Work to complete:
Set down every record once more, exactly as given.

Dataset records
** begin **

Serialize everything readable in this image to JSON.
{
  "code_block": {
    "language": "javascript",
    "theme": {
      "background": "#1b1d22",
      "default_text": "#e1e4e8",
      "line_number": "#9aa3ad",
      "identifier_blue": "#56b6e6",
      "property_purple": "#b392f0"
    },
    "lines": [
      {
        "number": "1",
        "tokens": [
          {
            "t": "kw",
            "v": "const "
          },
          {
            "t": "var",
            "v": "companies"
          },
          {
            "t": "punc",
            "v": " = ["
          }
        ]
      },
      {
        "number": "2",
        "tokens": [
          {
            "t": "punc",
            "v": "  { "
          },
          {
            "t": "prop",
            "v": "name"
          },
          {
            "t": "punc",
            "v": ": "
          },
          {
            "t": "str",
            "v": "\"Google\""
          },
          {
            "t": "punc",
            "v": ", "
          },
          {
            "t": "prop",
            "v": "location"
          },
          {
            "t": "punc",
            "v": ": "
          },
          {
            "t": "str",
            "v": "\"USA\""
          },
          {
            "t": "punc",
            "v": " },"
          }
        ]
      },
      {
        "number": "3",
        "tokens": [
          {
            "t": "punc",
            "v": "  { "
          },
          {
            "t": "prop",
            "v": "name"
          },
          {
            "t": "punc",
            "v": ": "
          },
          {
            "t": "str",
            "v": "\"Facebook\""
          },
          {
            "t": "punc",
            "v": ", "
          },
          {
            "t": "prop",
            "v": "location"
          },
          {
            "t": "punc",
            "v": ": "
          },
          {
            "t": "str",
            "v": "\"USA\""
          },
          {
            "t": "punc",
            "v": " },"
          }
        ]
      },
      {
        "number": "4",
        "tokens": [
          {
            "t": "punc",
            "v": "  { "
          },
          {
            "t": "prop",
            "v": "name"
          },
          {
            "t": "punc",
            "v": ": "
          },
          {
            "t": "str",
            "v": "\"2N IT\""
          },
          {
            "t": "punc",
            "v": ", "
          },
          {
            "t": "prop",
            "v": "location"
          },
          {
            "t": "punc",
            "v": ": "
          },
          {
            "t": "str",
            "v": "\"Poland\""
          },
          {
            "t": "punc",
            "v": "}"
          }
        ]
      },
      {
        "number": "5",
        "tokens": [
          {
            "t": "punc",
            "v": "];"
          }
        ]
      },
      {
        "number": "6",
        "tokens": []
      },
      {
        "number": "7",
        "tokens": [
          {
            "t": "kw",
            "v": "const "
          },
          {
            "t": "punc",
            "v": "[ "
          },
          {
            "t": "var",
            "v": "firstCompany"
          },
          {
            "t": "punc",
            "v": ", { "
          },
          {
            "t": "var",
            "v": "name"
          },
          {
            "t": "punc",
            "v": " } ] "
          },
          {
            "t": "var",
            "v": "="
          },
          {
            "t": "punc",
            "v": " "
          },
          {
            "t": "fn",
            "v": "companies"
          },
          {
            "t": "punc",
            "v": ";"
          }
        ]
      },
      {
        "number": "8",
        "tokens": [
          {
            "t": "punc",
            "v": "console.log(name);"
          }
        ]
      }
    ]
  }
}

** end **

Finished exercise:
Serialize everything readable in this image to JSON.
{
  "code_block": {
    "language": "javascript",
    "theme": {
      "background": "#1b1d22",
      "default_text": "#e1e4e8",
      "line_number": "#9aa3ad",
      "identifier_blue": "#56b6e6",
      "property_purple": "#b392f0"
    },
    "lines": [
      {
        "number": "1",
        "tokens": [
          {
            "t": "kw",
            "v": "const "
          },
          {
            "t": "var",
            "v": "companies"
          },
          {
            "t": "punc",
            "v": " = ["
          }
        ]
      },
      {
        "number": "2",
        "tokens": [
          {
            "t": "punc",
            "v": "  { "
          },
          {
            "t": "prop",
            "v": "name"
          },
          {
            "t": "punc",
            "v": ": "
          },
          {
            "t": "str",
            "v": "\"Google\""
          },
          {
            "t": "punc",
            "v": ", "
          },
          {
            "t": "prop",
            "v": "location"
          },
          {
            "t": "punc",
            "v": ": "
          },
          {
            "t": "str",
            "v": "\"USA\""
          },
          {
            "t": "punc",
            "v": " },"
          }
        ]
      },
      {
        "number": "3",
        "tokens": [
          {
            "t": "punc",
            "v": "  { "
          },
          {
            "t": "prop",
            "v": "name"
          },
          {
            "t": "punc",
            "v": ": "
          },
          {
            "t": "str",
            "v": "\"Facebook\""
          },
          {
            "t": "punc",
            "v": ", "
          },
          {
            "t": "prop",
            "v": "location"
          },
          {
            "t": "punc",
            "v": ": "
          },
          {
            "t": "str",
            "v": "\"USA\""
          },
          {
            "t": "punc",
            "v": " },"
          }
        ]
      },
      {
        "number": "4",
        "tokens": [
          {
            "t": "punc",
            "v": "  { "
          },
          {
            "t": "prop",
            "v": "name"
          },
          {
            "t": "punc",
            "v": ": "
          },
          {
            "t": "str",
            "v": "\"2N IT\""
          },
          {
            "t": "punc",
            "v": ", "
          },
          {
            "t": "prop",
            "v": "location"
          },
          {
            "t": "punc",
            "v": ": "
          },
          {
            "t": "str",
            "v": "\"Poland\""
          },
          {
            "t": "punc",
            "v": "}"
          }
        ]
      },
      {
        "number": "5",
        "tokens": [
          {
            "t": "punc",
            "v": "];"
          }
        ]
      },
      {
        "number": "6",
        "tokens": []
      },
      {
        "number": "7",
        "tokens": [
          {
            "t": "kw",
            "v": "const "
          },
          {
            "t": "punc",
            "v": "[ "
          },
          {
            "t": "var",
            "v": "firstCompany"
          },
          {
            "t": "punc",
            "v": ", { "
          },
          {
            "t": "var",
            "v": "name"
          },
          {
            "t": "punc",
            "v": " } ] "
          },
          {
            "t": "var",
            "v": "="
          },
          {
            "t": "punc",
            "v": " "
          },
          {
            "t": "fn",
            "v": "companies"
          },
          {
            "t": "punc",
            "v": ";"
          }
        ]
      },
      {
        "number": "8",
        "tokens": [
          {
            "t": "punc",
            "v": "console.log(name);"
          }
        ]
      }
    ]
  }
}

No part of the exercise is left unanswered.